### [Brief]
Copy out each line in the material below that has the word "sister".

-- start of Task inputs --

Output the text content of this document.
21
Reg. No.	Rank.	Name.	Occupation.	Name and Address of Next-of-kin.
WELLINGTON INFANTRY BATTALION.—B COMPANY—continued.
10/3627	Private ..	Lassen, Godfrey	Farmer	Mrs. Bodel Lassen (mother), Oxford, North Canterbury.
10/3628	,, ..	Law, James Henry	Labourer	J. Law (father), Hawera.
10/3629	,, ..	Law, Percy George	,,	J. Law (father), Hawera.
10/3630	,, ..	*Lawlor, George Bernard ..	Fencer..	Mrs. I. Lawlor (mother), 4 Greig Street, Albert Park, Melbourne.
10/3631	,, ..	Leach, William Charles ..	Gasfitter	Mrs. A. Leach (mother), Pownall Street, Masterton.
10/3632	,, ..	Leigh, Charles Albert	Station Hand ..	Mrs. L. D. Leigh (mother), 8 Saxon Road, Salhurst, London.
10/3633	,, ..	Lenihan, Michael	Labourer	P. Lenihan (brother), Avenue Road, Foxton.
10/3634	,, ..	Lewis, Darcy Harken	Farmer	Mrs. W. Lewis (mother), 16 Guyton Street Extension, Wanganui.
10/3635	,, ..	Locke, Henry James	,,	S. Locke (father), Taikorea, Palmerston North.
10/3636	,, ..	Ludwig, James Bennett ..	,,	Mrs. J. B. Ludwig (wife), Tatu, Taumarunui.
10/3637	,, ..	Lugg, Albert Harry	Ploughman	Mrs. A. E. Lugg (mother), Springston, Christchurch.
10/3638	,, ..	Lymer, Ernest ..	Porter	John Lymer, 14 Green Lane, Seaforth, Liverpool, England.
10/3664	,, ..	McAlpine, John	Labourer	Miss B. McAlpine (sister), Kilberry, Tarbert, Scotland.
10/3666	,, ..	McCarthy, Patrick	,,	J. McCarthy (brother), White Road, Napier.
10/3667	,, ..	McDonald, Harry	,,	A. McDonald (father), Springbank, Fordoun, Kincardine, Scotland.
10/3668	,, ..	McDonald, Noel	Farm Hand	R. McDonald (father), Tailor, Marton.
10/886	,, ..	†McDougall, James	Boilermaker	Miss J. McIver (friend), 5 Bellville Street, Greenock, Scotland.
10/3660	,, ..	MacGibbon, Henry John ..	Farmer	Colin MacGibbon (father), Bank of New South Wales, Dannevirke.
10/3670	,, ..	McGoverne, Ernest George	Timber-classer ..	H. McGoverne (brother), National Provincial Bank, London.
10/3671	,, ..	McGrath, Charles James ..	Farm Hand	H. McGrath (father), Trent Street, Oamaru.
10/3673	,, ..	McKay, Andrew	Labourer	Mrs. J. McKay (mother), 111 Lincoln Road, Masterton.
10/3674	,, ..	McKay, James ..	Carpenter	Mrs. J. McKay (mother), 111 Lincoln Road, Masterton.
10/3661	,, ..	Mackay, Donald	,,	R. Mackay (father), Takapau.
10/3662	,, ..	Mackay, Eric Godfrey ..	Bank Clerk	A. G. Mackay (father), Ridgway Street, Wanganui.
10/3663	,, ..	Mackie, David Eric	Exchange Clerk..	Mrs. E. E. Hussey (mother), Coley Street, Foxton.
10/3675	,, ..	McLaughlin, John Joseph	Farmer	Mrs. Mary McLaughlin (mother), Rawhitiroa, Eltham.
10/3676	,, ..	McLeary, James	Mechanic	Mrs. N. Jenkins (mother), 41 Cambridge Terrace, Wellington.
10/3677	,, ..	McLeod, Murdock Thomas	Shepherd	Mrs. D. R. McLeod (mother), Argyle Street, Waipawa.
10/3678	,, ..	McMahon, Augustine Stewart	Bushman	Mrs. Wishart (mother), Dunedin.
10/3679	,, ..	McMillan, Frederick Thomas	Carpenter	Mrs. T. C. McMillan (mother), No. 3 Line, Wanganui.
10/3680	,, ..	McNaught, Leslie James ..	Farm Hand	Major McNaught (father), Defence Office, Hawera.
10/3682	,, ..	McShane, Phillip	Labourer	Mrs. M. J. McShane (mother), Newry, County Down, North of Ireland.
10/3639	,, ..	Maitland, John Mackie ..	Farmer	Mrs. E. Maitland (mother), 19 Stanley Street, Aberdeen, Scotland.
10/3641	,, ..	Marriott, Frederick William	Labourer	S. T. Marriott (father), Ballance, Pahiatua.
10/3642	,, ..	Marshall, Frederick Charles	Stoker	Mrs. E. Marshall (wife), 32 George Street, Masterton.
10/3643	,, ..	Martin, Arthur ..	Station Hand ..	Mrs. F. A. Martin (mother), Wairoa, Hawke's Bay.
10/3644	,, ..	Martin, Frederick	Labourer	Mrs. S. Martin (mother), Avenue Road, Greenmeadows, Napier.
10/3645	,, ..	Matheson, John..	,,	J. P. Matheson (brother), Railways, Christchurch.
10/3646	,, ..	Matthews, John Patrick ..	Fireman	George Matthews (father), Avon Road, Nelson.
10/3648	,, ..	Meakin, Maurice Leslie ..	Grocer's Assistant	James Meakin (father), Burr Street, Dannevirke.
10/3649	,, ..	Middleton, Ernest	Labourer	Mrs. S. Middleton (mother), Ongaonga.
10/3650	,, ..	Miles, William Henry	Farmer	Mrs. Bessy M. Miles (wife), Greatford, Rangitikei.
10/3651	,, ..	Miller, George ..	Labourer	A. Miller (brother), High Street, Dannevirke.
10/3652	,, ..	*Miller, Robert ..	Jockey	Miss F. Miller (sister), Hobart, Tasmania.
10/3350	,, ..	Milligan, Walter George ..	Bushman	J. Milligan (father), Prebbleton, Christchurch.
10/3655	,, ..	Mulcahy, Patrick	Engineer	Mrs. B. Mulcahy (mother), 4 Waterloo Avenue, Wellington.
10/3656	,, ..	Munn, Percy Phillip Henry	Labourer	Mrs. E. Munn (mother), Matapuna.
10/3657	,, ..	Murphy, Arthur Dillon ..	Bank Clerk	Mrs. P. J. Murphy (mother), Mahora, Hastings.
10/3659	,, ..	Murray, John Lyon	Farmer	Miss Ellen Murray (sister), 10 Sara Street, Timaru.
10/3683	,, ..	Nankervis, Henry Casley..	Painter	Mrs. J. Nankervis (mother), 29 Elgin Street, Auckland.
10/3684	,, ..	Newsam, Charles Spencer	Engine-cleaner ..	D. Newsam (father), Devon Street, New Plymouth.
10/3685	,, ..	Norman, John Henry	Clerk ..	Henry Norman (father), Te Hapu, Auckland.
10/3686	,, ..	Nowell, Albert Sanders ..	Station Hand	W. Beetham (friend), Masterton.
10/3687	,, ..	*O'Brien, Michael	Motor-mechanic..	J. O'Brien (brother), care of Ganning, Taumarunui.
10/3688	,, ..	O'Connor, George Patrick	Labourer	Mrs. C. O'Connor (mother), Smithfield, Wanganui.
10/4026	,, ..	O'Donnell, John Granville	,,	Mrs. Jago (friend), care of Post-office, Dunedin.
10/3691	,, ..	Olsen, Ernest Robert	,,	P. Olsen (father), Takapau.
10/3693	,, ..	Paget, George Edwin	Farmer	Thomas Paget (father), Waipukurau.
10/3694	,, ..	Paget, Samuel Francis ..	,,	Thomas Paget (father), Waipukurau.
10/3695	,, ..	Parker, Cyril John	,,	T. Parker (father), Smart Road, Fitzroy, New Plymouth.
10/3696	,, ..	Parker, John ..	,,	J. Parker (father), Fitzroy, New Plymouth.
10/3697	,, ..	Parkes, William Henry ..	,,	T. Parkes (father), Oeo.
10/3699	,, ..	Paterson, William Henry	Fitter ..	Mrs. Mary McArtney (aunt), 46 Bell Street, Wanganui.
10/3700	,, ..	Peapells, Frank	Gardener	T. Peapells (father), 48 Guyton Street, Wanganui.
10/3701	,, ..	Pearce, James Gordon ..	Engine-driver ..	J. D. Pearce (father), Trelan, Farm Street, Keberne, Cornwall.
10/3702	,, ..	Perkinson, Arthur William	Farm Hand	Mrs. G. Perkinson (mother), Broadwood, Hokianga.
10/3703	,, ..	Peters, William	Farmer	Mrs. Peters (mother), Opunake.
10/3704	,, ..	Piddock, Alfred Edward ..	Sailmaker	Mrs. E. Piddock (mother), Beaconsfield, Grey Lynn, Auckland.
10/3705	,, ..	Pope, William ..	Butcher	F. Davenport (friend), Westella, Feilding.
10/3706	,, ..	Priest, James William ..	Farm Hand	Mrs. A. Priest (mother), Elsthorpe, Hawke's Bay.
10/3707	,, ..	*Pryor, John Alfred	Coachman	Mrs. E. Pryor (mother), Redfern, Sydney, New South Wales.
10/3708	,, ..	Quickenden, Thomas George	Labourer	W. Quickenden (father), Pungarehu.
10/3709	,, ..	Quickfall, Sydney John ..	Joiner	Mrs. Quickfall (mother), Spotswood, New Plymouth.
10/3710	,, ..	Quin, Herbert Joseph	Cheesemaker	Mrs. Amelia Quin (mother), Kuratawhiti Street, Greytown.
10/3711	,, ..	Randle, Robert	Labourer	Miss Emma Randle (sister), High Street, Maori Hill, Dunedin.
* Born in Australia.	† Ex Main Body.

-- end of Task inputs --

### [The response]
10/3664	,, ..	McAlpine, John	Labourer	Miss B. McAlpine (sister), Kilberry, Tarbert, Scotland.
10/3652	,, ..	*Miller, Robert ..	Jockey	Miss F. Miller (sister), Hobart, Tasmania.
10/3659	,, ..	Murray, John Lyon	Farmer	Miss Ellen Murray (sister), 10 Sara Street, Timaru.
10/3711	,, ..	Randle, Robert	Labourer	Miss Emma Randle (sister), High Street, Maori Hill, Dunedin.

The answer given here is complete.